[Available data]
[start]

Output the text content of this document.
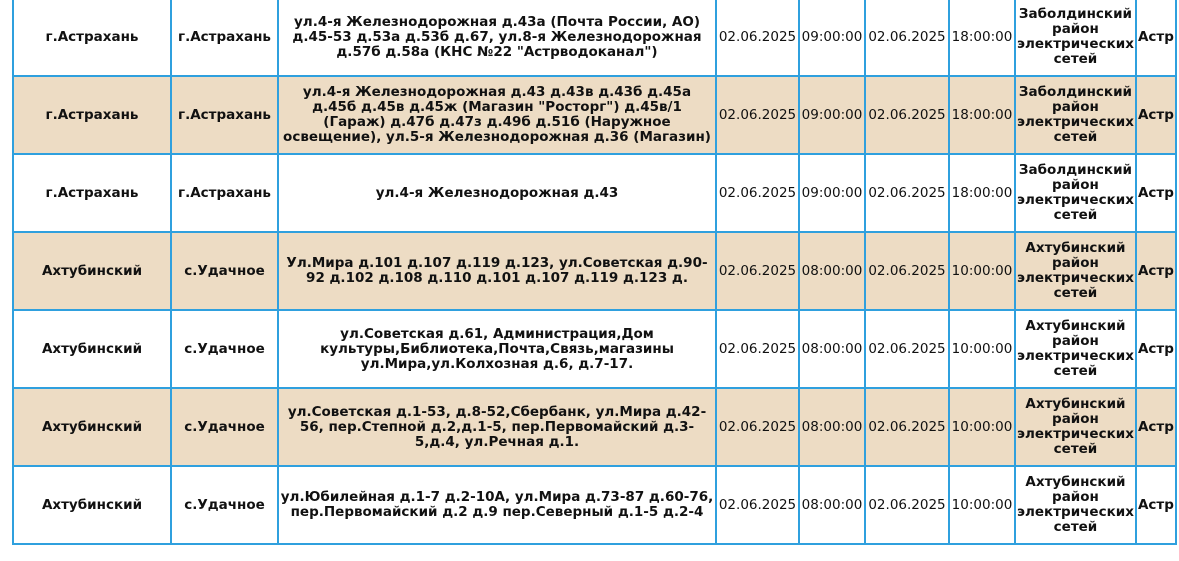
г.Астрахань	г.Астрахань	ул.4-я Железнодорожная д.43а (Почта России, АО) д.45-53 д.53а д.53б д.67, ул.8-я Железнодорожная д.57б д.58а (КНС №22 "Астрводоканал")	02.06.2025	09:00:00	02.06.2025	18:00:00	Заболдинский район электрических сетей	Астр
г.Астрахань	г.Астрахань	ул.4-я Железнодорожная д.43 д.43в д.43б д.45а д.45б д.45в д.45ж (Магазин "Росторг") д.45в/1 (Гараж) д.47б д.47з д.49б д.51б (Наружное освещение), ул.5-я Железнодорожная д.36 (Магазин)	02.06.2025	09:00:00	02.06.2025	18:00:00	Заболдинский район электрических сетей	Астр
г.Астрахань	г.Астрахань	ул.4-я Железнодорожная д.43	02.06.2025	09:00:00	02.06.2025	18:00:00	Заболдинский район электрических сетей	Астр
Ахтубинский	с.Удачное	Ул.Мира д.101 д.107 д.119 д.123, ул.Советская д.90-92 д.102 д.108 д.110 д.101 д.107 д.119 д.123 д.	02.06.2025	08:00:00	02.06.2025	10:00:00	Ахтубинский район электрических сетей	Астр
Ахтубинский	с.Удачное	ул.Советская д.61, Администрация,Дом культуры,Библиотека,Почта,Связь,магазины ул.Мира,ул.Колхозная д.6, д.7-17.	02.06.2025	08:00:00	02.06.2025	10:00:00	Ахтубинский район электрических сетей	Астр
Ахтубинский	с.Удачное	ул.Советская д.1-53, д.8-52,Сбербанк, ул.Мира д.42-56, пер.Степной д.2,д.1-5, пер.Первомайский д.3-5,д.4, ул.Речная д.1.	02.06.2025	08:00:00	02.06.2025	10:00:00	Ахтубинский район электрических сетей	Астр
Ахтубинский	с.Удачное	ул.Юбилейная д.1-7 д.2-10А, ул.Мира д.73-87 д.60-76, пер.Первомайский д.2 д.9 пер.Северный д.1-5 д.2-4	02.06.2025	08:00:00	02.06.2025	10:00:00	Ахтубинский район электрических сетей	Астр
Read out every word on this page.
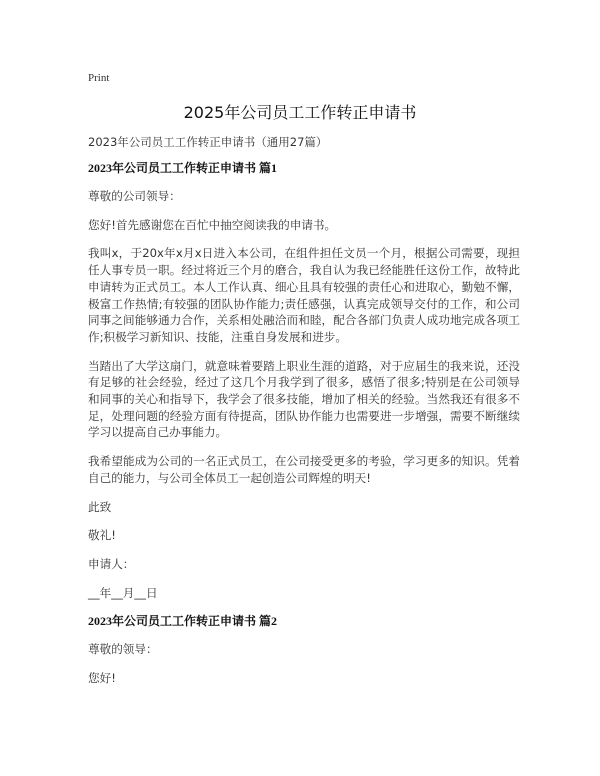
Print
2025年公司员工工作转正申请书
2023年公司员工工作转正申请书（通用27篇）
2023年公司员工工作转正申请书 篇1

尊敬的公司领导：

您好!首先感谢您在百忙中抽空阅读我的申请书。

我叫x，于20x年x月x日进入本公司，在组件担任文员一个月，根据公司需要，现担任人事专员一职。经过将近三个月的磨合，我自认为我已经能胜任这份工作，故特此申请转为正式员工。本人工作认真、细心且具有较强的责任心和进取心，勤勉不懈，极富工作热情;有较强的团队协作能力;责任感强，认真完成领导交付的工作，和公司同事之间能够通力合作，关系相处融洽而和睦，配合各部门负责人成功地完成各项工作;积极学习新知识、技能，注重自身发展和进步。

当踏出了大学这扇门，就意味着要踏上职业生涯的道路，对于应届生的我来说，还没有足够的社会经验，经过了这几个月我学到了很多，感悟了很多;特别是在公司领导和同事的关心和指导下，我学会了很多技能，增加了相关的经验。当然我还有很多不足，处理问题的经验方面有待提高，团队协作能力也需要进一步增强，需要不断继续学习以提高自己办事能力。

我希望能成为公司的一名正式员工，在公司接受更多的考验，学习更多的知识。凭着自己的能力，与公司全体员工一起创造公司辉煌的明天!

此致

敬礼!

申请人：

__年__月__日

2023年公司员工工作转正申请书 篇2

尊敬的领导：

您好!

[end]

Only lines with "this" are wanted here; list each of them.

[Solution to the problem]
Output the text content of this document.
Read out every word on this page.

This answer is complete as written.